##### Information provided
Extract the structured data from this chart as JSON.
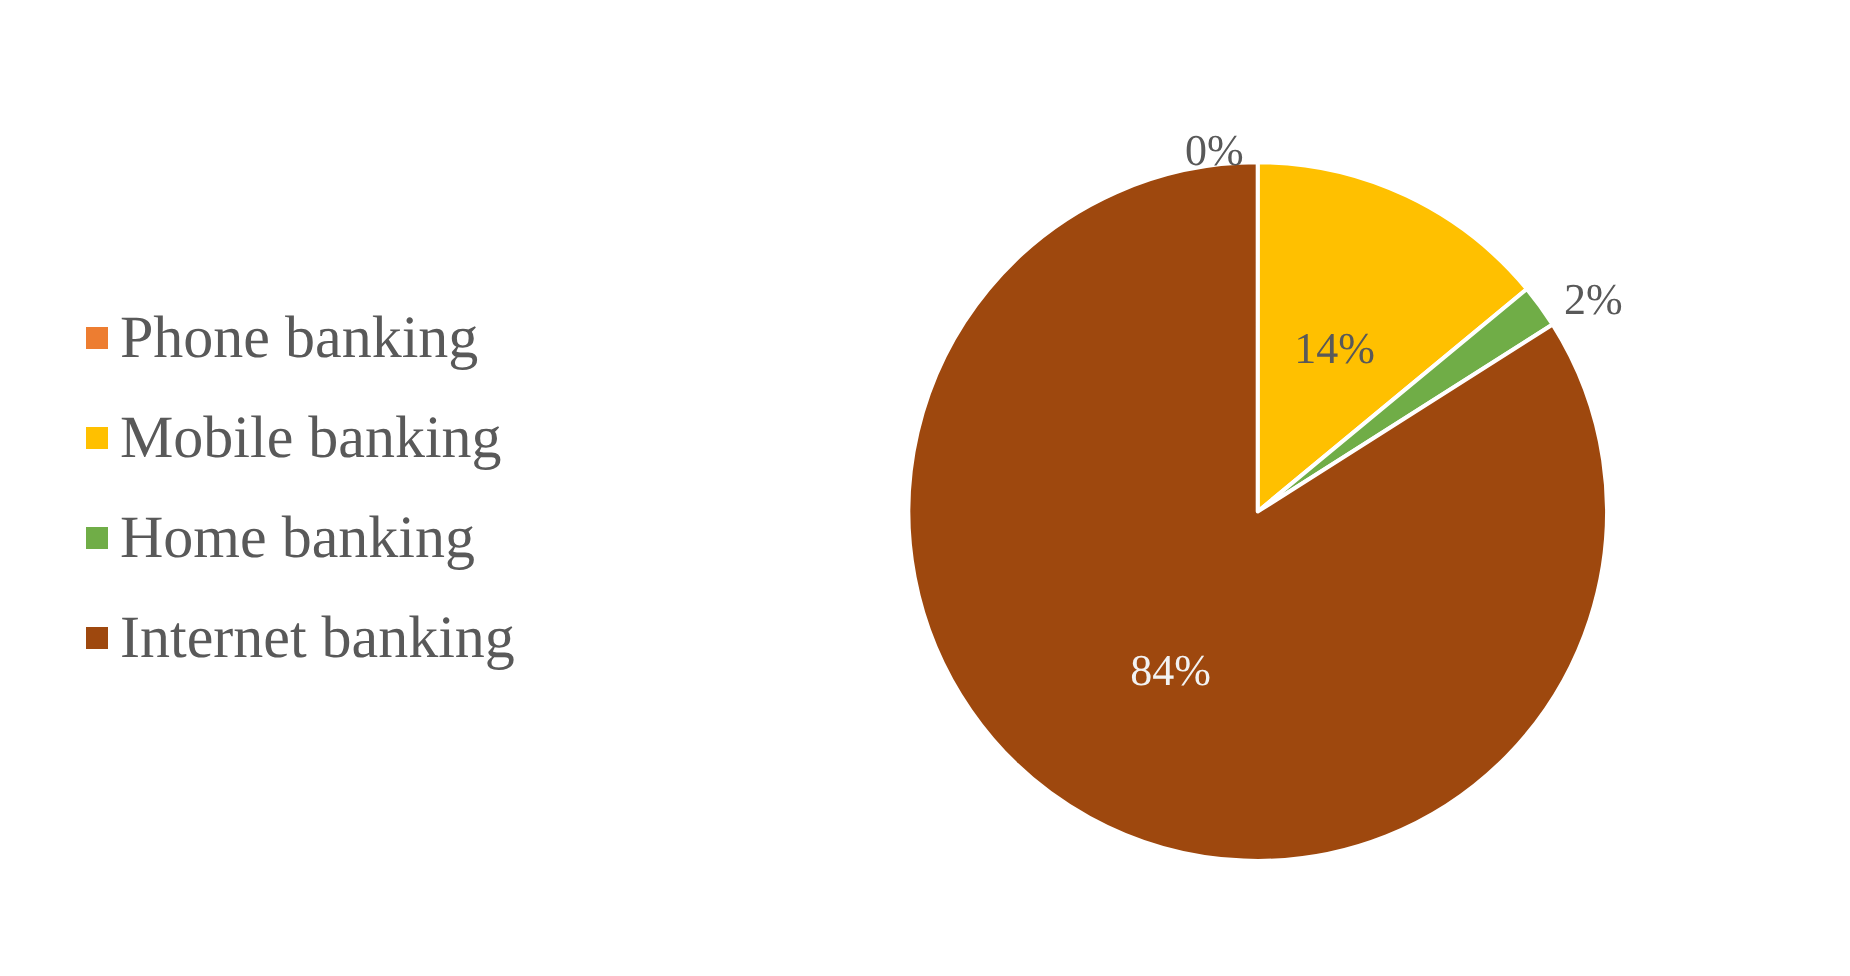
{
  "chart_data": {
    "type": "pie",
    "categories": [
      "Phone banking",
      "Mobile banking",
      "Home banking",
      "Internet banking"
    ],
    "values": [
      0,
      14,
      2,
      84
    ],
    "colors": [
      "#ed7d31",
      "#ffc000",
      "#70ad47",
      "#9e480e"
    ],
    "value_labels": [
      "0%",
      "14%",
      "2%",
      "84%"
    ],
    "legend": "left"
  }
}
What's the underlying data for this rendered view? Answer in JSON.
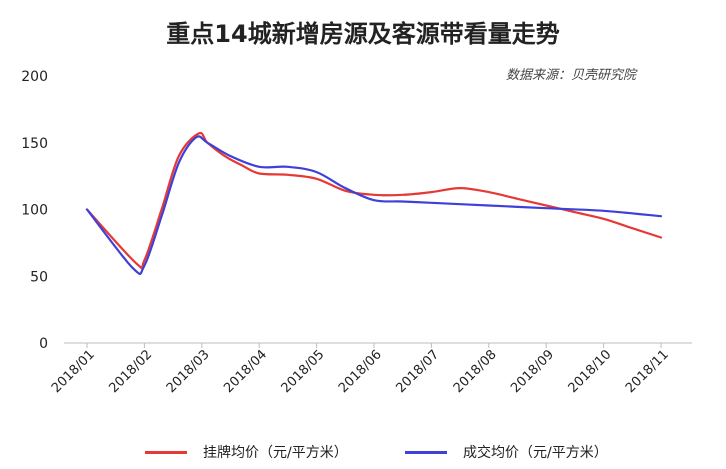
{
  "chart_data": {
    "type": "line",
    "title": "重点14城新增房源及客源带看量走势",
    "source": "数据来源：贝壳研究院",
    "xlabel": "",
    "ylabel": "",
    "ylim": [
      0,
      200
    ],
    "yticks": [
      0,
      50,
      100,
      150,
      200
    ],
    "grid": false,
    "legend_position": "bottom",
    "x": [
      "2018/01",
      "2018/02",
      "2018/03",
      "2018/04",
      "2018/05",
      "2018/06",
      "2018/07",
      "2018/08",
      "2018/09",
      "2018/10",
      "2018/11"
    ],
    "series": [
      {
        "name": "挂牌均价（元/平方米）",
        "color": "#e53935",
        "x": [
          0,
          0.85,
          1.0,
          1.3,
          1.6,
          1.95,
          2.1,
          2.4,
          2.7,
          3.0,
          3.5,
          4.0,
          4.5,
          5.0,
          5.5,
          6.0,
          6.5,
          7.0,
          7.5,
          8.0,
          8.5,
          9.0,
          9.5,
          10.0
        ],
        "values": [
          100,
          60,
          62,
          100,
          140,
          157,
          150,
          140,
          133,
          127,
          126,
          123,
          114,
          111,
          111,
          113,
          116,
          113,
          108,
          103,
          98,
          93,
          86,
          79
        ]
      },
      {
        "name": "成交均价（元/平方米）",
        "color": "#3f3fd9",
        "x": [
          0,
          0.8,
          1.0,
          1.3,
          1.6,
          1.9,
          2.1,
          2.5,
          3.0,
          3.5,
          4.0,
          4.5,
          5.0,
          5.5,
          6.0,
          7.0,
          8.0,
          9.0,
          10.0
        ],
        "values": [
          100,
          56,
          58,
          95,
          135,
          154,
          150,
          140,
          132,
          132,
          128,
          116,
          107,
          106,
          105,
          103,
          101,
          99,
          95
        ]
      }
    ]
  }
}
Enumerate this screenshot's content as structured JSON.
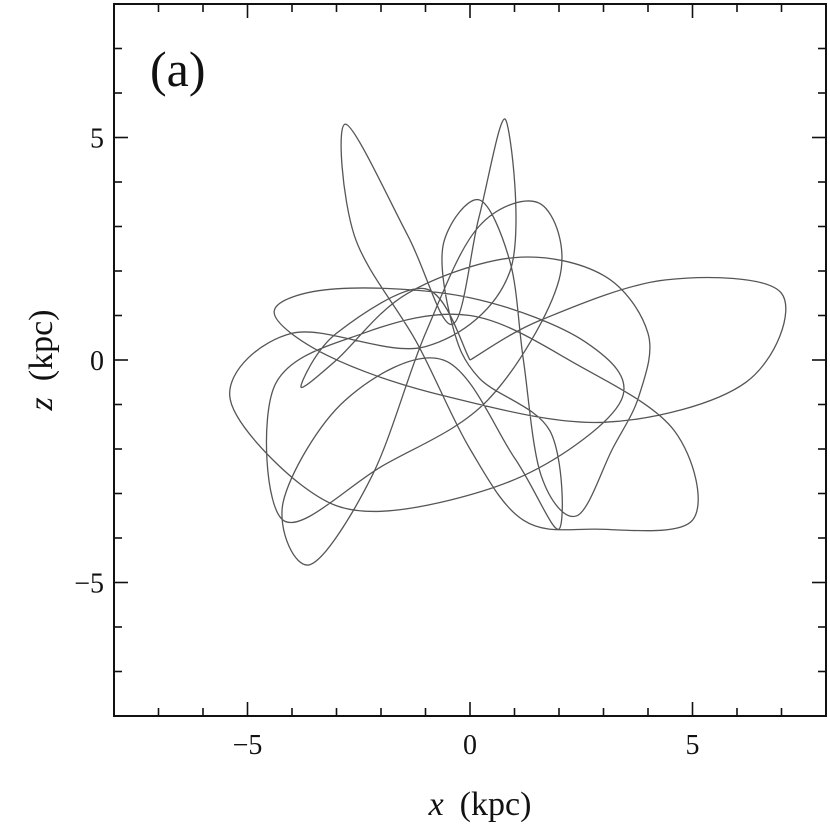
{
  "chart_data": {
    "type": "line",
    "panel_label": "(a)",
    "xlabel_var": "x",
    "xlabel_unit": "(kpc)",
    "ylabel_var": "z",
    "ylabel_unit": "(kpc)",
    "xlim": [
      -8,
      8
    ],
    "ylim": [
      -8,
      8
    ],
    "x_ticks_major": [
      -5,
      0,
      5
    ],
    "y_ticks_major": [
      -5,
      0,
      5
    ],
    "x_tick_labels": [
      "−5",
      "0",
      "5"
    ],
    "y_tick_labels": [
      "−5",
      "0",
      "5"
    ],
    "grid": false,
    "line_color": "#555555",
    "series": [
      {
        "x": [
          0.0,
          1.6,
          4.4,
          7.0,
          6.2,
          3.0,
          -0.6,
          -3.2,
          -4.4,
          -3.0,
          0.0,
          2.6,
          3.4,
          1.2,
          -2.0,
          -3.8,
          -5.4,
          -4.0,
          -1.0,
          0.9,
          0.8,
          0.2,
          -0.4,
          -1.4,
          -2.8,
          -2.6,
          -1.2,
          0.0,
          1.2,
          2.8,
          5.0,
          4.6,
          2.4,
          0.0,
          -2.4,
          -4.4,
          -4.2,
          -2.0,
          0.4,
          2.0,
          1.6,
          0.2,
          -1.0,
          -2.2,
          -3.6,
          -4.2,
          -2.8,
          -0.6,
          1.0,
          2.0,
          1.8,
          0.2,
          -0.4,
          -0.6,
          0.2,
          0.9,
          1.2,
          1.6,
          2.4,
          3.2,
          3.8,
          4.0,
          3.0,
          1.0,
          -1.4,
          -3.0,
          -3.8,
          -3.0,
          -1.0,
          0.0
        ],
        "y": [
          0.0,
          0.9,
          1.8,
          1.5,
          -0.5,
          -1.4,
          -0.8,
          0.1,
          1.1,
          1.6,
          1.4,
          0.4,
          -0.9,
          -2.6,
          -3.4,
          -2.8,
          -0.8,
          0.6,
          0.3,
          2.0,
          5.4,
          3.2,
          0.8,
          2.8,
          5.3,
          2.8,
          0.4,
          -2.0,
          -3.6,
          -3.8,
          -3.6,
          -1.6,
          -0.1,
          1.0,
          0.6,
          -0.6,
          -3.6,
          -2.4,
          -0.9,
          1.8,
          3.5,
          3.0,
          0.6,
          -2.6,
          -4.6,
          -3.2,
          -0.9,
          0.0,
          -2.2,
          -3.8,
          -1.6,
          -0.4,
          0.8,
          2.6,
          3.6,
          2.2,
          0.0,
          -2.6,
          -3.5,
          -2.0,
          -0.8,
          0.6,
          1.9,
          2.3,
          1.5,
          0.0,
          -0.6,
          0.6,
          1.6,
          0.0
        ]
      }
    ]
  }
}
##########
→ What is required
Pull out all lines containing "JSON".

→ Exercise response
Extract the structured data from this chart as JSON.
What's the underlying data for this rendered view? Answer in JSON.
Enumerate this screenshot's content as structured JSON.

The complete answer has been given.